### WHAT THE TASK ASKS
Each line of the listing that contains the word "grid" is to be copied.

### Rows from a figure dataset
************

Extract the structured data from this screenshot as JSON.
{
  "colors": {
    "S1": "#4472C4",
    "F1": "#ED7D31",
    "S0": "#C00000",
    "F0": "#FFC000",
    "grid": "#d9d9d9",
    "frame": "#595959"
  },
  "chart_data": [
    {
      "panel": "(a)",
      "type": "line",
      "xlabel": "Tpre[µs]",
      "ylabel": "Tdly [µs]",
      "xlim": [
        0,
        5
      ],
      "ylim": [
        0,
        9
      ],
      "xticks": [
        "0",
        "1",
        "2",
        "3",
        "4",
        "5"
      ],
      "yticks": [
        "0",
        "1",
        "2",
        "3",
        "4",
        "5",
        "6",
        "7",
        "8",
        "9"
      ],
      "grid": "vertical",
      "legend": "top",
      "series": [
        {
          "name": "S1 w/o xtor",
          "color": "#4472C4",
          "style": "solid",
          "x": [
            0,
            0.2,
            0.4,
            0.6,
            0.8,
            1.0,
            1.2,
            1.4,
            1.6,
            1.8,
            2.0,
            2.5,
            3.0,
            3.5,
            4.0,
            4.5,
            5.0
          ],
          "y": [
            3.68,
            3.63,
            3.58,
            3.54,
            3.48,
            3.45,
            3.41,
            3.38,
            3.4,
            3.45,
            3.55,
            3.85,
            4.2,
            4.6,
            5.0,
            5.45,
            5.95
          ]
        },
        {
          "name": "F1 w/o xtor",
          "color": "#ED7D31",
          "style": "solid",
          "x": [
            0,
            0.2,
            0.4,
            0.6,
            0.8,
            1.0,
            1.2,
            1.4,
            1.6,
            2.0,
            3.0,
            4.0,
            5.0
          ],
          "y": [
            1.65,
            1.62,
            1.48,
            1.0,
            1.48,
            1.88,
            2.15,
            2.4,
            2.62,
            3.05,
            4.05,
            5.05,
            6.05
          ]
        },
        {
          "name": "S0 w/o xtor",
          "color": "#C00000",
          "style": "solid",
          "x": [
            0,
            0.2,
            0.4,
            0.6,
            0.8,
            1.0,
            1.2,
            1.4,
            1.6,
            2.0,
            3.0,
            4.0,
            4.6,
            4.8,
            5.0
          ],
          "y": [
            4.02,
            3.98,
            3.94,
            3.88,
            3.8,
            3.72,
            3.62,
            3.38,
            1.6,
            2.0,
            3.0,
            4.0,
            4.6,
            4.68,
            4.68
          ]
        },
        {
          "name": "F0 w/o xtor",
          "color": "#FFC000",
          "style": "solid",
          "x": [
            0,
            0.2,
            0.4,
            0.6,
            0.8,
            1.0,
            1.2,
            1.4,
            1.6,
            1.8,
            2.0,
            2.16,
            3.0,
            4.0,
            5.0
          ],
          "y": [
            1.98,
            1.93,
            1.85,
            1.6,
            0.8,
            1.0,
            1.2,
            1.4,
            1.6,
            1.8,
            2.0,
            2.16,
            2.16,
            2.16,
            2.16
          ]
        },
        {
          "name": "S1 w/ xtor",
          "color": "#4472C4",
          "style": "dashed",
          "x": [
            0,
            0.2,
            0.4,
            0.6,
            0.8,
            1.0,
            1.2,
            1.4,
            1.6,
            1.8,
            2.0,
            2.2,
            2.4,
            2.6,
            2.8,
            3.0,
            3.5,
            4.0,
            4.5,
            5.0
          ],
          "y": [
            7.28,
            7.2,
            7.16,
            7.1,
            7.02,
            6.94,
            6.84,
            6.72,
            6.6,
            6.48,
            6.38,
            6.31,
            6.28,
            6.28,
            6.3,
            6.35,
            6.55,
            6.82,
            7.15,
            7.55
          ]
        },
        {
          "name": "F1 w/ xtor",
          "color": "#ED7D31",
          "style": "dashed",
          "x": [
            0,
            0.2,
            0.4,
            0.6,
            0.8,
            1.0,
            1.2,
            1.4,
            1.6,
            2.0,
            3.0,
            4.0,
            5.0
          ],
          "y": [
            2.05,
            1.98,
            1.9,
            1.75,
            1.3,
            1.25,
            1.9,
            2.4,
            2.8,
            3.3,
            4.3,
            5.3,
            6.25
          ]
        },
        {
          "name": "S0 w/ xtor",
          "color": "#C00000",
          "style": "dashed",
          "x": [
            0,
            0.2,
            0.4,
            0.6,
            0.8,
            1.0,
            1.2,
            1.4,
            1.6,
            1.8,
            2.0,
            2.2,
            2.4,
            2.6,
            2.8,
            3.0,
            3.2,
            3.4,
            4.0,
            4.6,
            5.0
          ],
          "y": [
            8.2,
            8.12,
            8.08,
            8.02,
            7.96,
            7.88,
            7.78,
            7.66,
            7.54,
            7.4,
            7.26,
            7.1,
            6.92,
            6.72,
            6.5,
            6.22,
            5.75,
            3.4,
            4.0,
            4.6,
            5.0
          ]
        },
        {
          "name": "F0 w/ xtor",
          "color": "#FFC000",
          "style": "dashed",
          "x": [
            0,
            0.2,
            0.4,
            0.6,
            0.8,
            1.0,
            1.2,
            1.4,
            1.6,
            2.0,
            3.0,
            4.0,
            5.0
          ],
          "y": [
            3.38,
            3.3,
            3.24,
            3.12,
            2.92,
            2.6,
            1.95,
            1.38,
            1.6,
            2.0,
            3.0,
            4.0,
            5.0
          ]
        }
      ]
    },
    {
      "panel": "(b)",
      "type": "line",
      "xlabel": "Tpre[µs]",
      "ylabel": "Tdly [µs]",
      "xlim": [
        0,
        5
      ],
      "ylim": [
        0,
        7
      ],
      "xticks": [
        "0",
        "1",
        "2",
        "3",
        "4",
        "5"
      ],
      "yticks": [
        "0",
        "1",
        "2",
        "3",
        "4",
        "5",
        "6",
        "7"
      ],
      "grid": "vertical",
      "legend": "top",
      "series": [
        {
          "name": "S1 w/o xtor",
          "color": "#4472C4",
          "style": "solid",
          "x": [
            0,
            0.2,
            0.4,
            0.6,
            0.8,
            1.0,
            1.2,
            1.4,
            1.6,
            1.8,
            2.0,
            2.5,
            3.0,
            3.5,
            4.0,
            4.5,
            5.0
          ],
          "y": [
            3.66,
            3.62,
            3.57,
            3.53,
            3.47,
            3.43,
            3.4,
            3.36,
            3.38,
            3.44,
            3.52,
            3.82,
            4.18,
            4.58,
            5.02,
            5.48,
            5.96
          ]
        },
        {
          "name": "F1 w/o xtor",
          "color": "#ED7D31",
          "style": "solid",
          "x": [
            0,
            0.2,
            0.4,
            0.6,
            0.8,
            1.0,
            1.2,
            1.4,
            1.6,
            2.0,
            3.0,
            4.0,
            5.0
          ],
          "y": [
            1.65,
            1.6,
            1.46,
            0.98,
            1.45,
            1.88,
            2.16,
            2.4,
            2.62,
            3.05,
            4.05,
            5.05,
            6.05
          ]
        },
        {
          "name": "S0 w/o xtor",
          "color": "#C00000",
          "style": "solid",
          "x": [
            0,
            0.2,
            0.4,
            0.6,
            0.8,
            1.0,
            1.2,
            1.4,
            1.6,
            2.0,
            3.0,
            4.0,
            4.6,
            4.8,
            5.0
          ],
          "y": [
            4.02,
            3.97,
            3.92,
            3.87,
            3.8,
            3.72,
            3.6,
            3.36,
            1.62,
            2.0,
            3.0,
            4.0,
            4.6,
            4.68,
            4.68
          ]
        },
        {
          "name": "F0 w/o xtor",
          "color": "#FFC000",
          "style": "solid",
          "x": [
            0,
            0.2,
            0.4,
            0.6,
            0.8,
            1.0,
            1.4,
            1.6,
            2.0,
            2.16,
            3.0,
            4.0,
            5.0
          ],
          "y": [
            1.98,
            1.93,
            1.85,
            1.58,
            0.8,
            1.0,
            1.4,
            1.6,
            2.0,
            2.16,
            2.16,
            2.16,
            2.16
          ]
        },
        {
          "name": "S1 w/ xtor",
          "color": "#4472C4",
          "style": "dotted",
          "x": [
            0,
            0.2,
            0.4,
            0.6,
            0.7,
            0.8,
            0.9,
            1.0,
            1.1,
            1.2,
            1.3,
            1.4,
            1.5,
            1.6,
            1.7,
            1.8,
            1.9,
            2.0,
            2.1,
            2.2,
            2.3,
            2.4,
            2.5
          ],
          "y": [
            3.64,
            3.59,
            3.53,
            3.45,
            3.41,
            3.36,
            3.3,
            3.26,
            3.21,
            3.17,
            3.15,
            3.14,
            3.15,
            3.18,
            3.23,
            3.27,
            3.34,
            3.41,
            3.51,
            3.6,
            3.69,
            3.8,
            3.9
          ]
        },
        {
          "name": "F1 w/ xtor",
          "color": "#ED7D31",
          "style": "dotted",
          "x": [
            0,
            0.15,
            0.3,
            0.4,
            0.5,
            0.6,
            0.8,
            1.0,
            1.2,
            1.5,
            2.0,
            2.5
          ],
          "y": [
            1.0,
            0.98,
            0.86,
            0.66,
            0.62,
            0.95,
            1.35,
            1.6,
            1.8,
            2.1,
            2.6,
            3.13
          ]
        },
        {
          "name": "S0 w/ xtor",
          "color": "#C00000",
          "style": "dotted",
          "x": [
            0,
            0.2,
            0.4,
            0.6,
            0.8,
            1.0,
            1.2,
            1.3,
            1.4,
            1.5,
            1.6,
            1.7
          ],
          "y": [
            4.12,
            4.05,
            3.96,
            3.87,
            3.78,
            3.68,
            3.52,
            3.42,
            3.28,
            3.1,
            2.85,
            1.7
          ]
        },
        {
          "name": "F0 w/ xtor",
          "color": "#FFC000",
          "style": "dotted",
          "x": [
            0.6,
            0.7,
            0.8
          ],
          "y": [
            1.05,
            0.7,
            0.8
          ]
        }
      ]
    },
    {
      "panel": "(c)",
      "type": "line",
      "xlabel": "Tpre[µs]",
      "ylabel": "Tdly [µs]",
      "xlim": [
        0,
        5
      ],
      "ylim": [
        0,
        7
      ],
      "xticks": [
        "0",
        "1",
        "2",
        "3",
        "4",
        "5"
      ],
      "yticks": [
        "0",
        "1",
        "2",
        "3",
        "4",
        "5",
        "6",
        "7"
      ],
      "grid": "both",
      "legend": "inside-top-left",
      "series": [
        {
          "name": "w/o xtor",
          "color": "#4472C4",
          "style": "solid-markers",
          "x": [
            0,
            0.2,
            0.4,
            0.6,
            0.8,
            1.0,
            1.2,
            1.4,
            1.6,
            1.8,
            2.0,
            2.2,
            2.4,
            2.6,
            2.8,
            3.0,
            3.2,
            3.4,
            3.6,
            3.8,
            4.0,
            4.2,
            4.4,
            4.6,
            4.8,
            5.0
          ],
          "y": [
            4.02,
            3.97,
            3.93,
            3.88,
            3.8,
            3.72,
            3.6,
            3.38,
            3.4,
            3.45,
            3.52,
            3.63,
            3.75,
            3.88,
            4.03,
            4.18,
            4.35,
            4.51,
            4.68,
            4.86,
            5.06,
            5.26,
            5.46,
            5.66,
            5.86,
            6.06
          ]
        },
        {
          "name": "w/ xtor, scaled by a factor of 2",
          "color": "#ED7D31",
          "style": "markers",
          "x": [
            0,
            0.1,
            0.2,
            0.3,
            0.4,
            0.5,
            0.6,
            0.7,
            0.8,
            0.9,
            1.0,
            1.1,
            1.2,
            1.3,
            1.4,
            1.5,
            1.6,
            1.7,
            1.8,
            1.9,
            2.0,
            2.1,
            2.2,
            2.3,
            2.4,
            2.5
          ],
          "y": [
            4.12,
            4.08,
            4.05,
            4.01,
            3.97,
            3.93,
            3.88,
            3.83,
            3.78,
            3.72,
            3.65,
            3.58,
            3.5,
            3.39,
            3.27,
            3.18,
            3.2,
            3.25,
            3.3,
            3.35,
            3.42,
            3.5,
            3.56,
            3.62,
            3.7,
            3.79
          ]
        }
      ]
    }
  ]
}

************

### EXERCISE SOLUTION
    "grid": "#d9d9d9",
      "grid": "vertical",
      "grid": "vertical",
      "grid": "both",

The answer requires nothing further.